-- Begin RECORDS SUPPLIED --

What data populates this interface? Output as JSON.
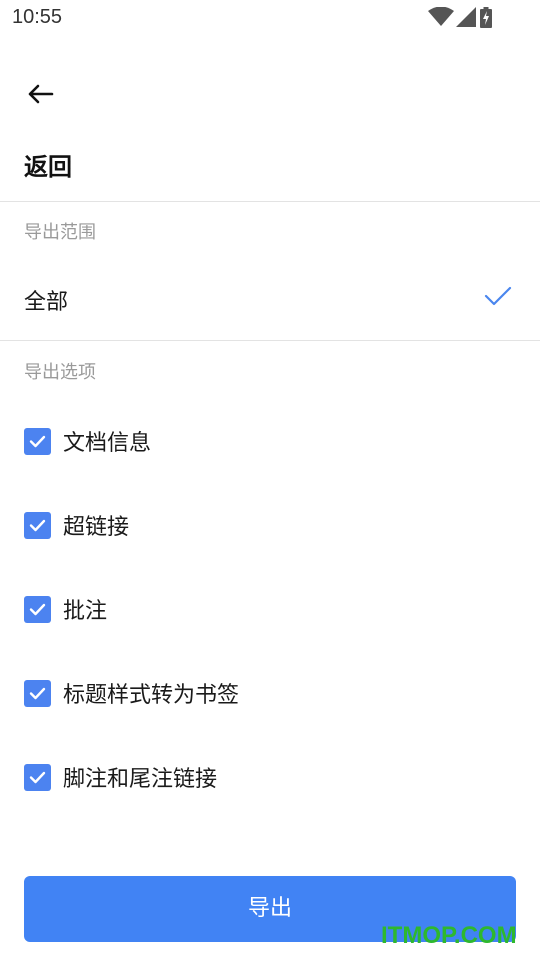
{
  "status_bar": {
    "time": "10:55",
    "icons": [
      "wifi-icon",
      "cellular-signal-icon",
      "battery-charging-icon"
    ]
  },
  "header": {
    "back_icon": "arrow-left-icon",
    "title": "返回"
  },
  "export_range": {
    "section_label": "导出范围",
    "selected_option": "全部",
    "check_icon": "checkmark-icon"
  },
  "export_options": {
    "section_label": "导出选项",
    "items": [
      {
        "label": "文档信息",
        "checked": true
      },
      {
        "label": "超链接",
        "checked": true
      },
      {
        "label": "批注",
        "checked": true
      },
      {
        "label": "标题样式转为书签",
        "checked": true
      },
      {
        "label": "脚注和尾注链接",
        "checked": true
      }
    ]
  },
  "export_button": {
    "label": "导出"
  },
  "watermark": {
    "text": "ITMOP.COM"
  },
  "colors": {
    "accent": "#4183f4",
    "checkbox": "#4c83f0",
    "section_label": "#9a9a9a",
    "watermark": "#2eb82e",
    "divider": "#e3e3e3"
  }
}
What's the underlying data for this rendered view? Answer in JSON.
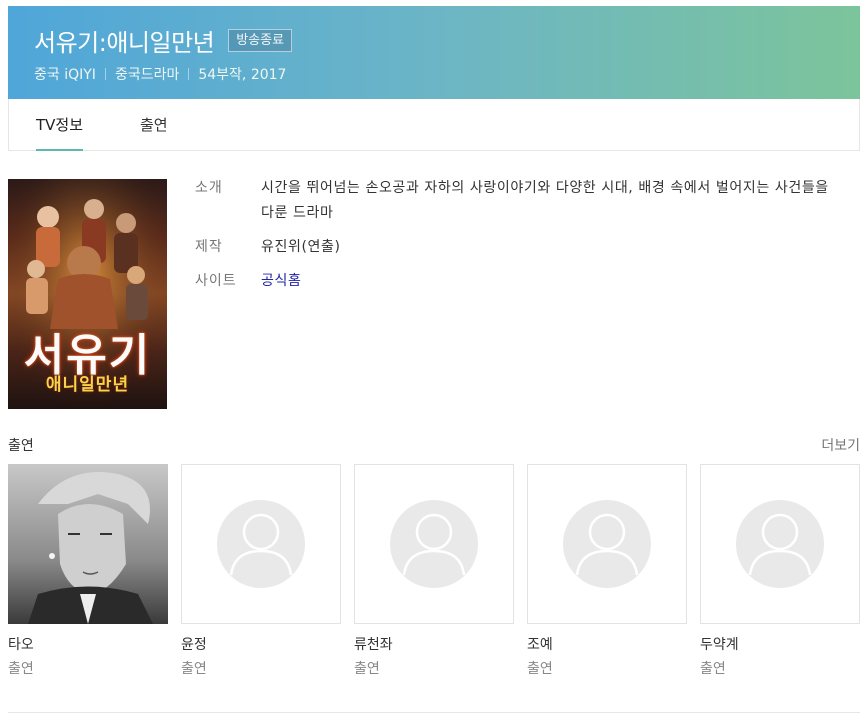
{
  "header": {
    "title": "서유기:애니일만년",
    "badge": "방송종료",
    "meta": [
      "중국 iQIYI",
      "중국드라마",
      "54부작, 2017"
    ]
  },
  "tabs": [
    {
      "label": "TV정보",
      "active": true
    },
    {
      "label": "출연",
      "active": false
    }
  ],
  "poster": {
    "title_main": "서유기",
    "title_sub": "애니일만년"
  },
  "info": {
    "intro_label": "소개",
    "intro_value": "시간을 뛰어넘는 손오공과 자하의 사랑이야기와 다양한 시대, 배경 속에서 벌어지는 사건들을 다룬 드라마",
    "producer_label": "제작",
    "producer_value": "유진위(연출)",
    "site_label": "사이트",
    "site_value": "공식홈"
  },
  "cast": {
    "title": "출연",
    "more": "더보기",
    "members": [
      {
        "name": "타오",
        "role": "출연",
        "photo": "real"
      },
      {
        "name": "윤정",
        "role": "출연",
        "photo": "placeholder"
      },
      {
        "name": "류천좌",
        "role": "출연",
        "photo": "placeholder"
      },
      {
        "name": "조예",
        "role": "출연",
        "photo": "placeholder"
      },
      {
        "name": "두약계",
        "role": "출연",
        "photo": "placeholder"
      }
    ]
  },
  "colors": {
    "header_gradient_start": "#4fa6d9",
    "header_gradient_end": "#7cc49b",
    "tab_indicator": "#5db8b1",
    "link": "#2222aa"
  }
}
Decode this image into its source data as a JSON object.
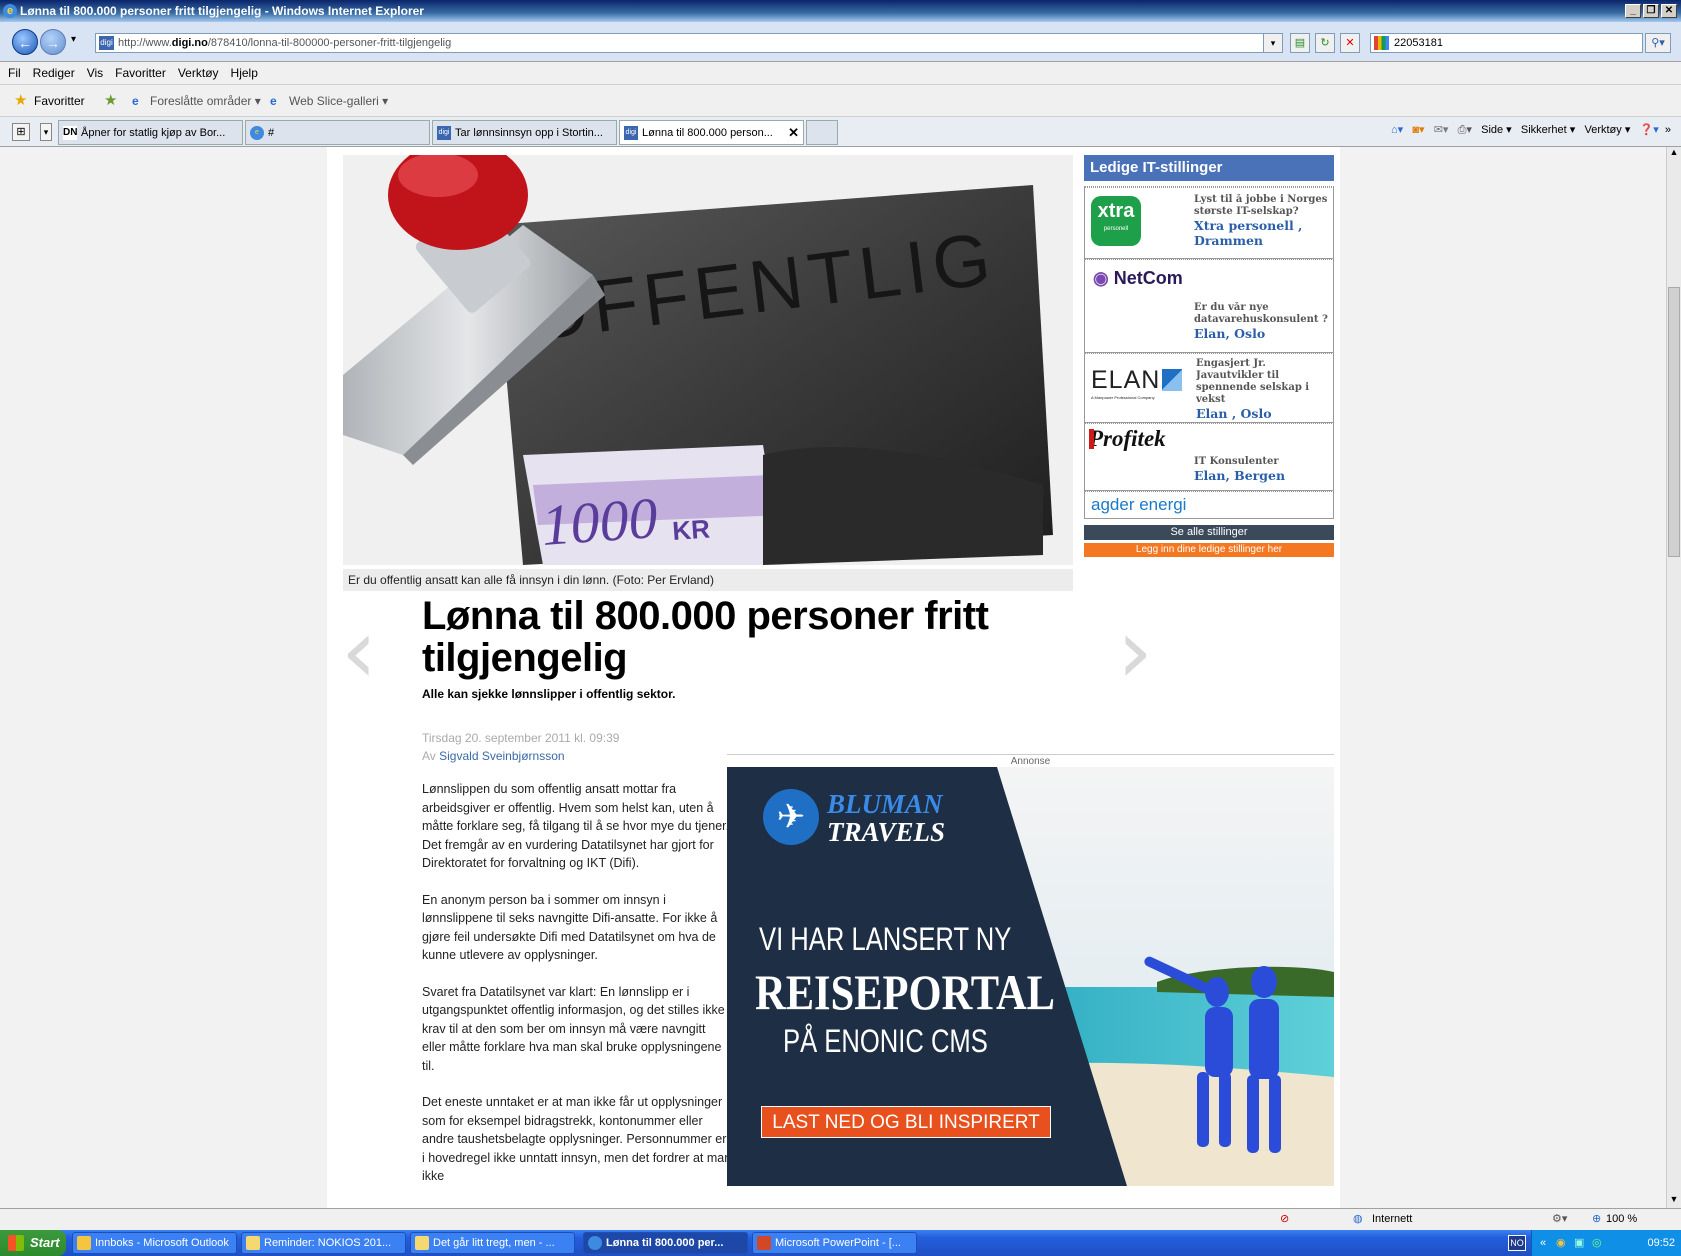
{
  "window": {
    "title": "Lønna til 800.000 personer fritt tilgjengelig - Windows Internet Explorer"
  },
  "address": {
    "url_prefix": "http://www.",
    "url_domain": "digi.no",
    "url_path": "/878410/lonna-til-800000-personer-fritt-tilgjengelig",
    "search_value": "22053181"
  },
  "menu": [
    "Fil",
    "Rediger",
    "Vis",
    "Favoritter",
    "Verktøy",
    "Hjelp"
  ],
  "favbar": {
    "favorites": "Favoritter",
    "suggested": "Foreslåtte områder ▾",
    "webslice": "Web Slice-galleri ▾"
  },
  "tabs": [
    {
      "label": "Åpner for statlig kjøp av Bor..."
    },
    {
      "label": "#"
    },
    {
      "label": "Tar lønnsinnsyn opp i Stortin..."
    },
    {
      "label": "Lønna til 800.000 person..."
    }
  ],
  "cmdbar": {
    "side": "Side ▾",
    "sikkerhet": "Sikkerhet ▾",
    "verktoy": "Verktøy ▾"
  },
  "article": {
    "image_text": "OFFENTLIG",
    "note_text": "1000",
    "note_kr": "KR",
    "caption": "Er du offentlig ansatt kan alle få innsyn i din lønn. (Foto: Per Ervland)",
    "headline": "Lønna til 800.000 personer fritt tilgjengelig",
    "ingress": "Alle kan sjekke lønnslipper i offentlig sektor.",
    "date": "Tirsdag 20. september 2011 kl. 09:39",
    "by_prefix": "Av",
    "author": "Sigvald Sveinbjørnsson",
    "paragraphs": [
      "Lønnslippen du som offentlig ansatt mottar fra arbeidsgiver er offentlig. Hvem som helst kan, uten å måtte forklare seg, få tilgang til å se hvor mye du tjener. Det fremgår av en vurdering Datatilsynet har gjort for Direktoratet for forvaltning og IKT (Difi).",
      "En anonym person ba i sommer om innsyn i lønnslippene til seks navngitte Difi-ansatte. For ikke å gjøre feil undersøkte Difi med Datatilsynet om hva de kunne utlevere av opplysninger.",
      "Svaret fra Datatilsynet var klart: En lønnslipp er i utgangspunktet offentlig informasjon, og det stilles ikke krav til at den som ber om innsyn må være navngitt eller måtte forklare hva man skal bruke opplysningene til.",
      "Det eneste unntaket er at man ikke får ut opplysninger som for eksempel bidragstrekk, kontonummer eller andre taushetsbelagte opplysninger. Personnummer er i hovedregel ikke unntatt innsyn, men det fordrer at man ikke"
    ]
  },
  "jobs": {
    "header": "Ledige IT-stillinger",
    "items": [
      {
        "logo": "xtra",
        "logo_sub": "personell",
        "lines": [
          "Lyst til å jobbe i Norges",
          "største IT-selskap?"
        ],
        "company": "Xtra personell ,",
        "location": "Drammen"
      },
      {
        "logo": "NetCom",
        "lines": [
          "Er du vår nye",
          "datavarehuskonsulent ?"
        ],
        "company": "Elan, Oslo"
      },
      {
        "logo": "ELAN",
        "logo_sub": "A Manpower Professional Company",
        "lines": [
          "Engasjert Jr.",
          "Javautvikler til",
          "spennende selskap i",
          "vekst"
        ],
        "company": "Elan , Oslo"
      },
      {
        "logo": "Profitek",
        "lines": [
          "IT Konsulenter"
        ],
        "company": "Elan, Bergen"
      },
      {
        "logo": "agder energi"
      }
    ],
    "see_all": "Se alle stillinger",
    "post": "Legg inn dine ledige stillinger her"
  },
  "ad": {
    "label": "Annonse",
    "brand1": "BLUMAN",
    "brand2": "TRAVELS",
    "line1": "VI HAR LANSERT NY",
    "line2": "REISEPORTAL",
    "line3": "PÅ ENONIC CMS",
    "cta": "LAST NED OG BLI INSPIRERT"
  },
  "status": {
    "zone": "Internett",
    "zoom": "100 %"
  },
  "taskbar": {
    "start": "Start",
    "items": [
      {
        "label": "Innboks - Microsoft Outlook"
      },
      {
        "label": "Reminder: NOKIOS 201..."
      },
      {
        "label": "Det går litt tregt, men - ..."
      },
      {
        "label": "Lønna til 800.000 per..."
      },
      {
        "label": "Microsoft PowerPoint - [..."
      }
    ],
    "lang": "NO",
    "clock": "09:52"
  },
  "colors": {
    "jobs_header": "#4a72b8",
    "see_all_bg": "#3a4a5a",
    "post_bg": "#f47721",
    "link": "#3a6aa8",
    "cta": "#e8501e"
  }
}
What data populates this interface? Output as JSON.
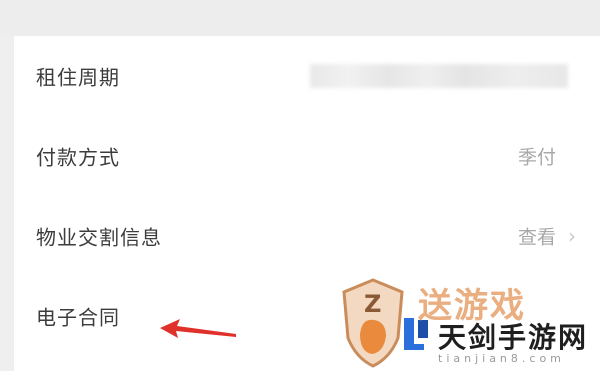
{
  "rows": [
    {
      "label": "租住周期",
      "value": "",
      "blurred": true
    },
    {
      "label": "付款方式",
      "value": "季付"
    },
    {
      "label": "物业交割信息",
      "value": "查看",
      "chevron": "›"
    },
    {
      "label": "电子合同",
      "value": ""
    }
  ],
  "watermark": {
    "top_text": "送游戏",
    "main_text": "天剑手游网",
    "sub_text": "tianjian8.com",
    "shield_letter": "Z"
  },
  "icons": {
    "arrow": "red-arrow-icon",
    "chevron": "chevron-right-icon",
    "shield": "shield-logo-icon"
  },
  "colors": {
    "arrow": "#e0302a",
    "watermark_orange": "#e7a16a"
  }
}
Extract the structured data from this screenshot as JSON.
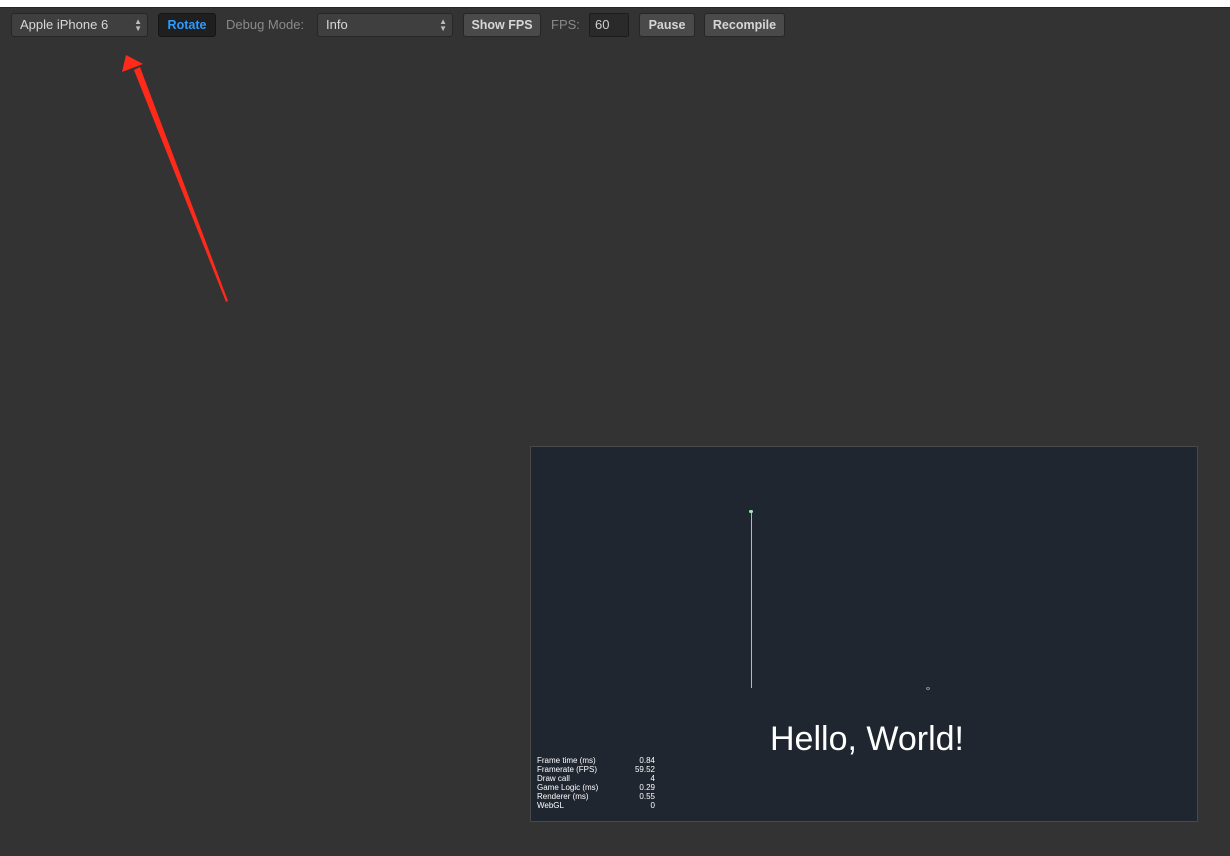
{
  "toolbar": {
    "device": "Apple iPhone 6",
    "rotate_label": "Rotate",
    "debug_mode_label": "Debug Mode:",
    "debug_mode_value": "Info",
    "show_fps_label": "Show FPS",
    "fps_label": "FPS:",
    "fps_value": "60",
    "pause_label": "Pause",
    "recompile_label": "Recompile"
  },
  "annotation": {
    "color": "#ff2a1a"
  },
  "game": {
    "hello_text": "Hello, World!",
    "stats": [
      {
        "label": "Frame time (ms)",
        "value": "0.84"
      },
      {
        "label": "Framerate (FPS)",
        "value": "59.52"
      },
      {
        "label": "Draw call",
        "value": "4"
      },
      {
        "label": "Game Logic (ms)",
        "value": "0.29"
      },
      {
        "label": "Renderer (ms)",
        "value": "0.55"
      },
      {
        "label": "WebGL",
        "value": "0"
      }
    ]
  },
  "colors": {
    "background": "#333333",
    "accent": "#2e9bff",
    "game_background": "#1f2630"
  }
}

-- End RECORDS SUPPLIED --

Write only the number of lines in the data above that include "personer".

**ANSWER TO THE TASK:**
3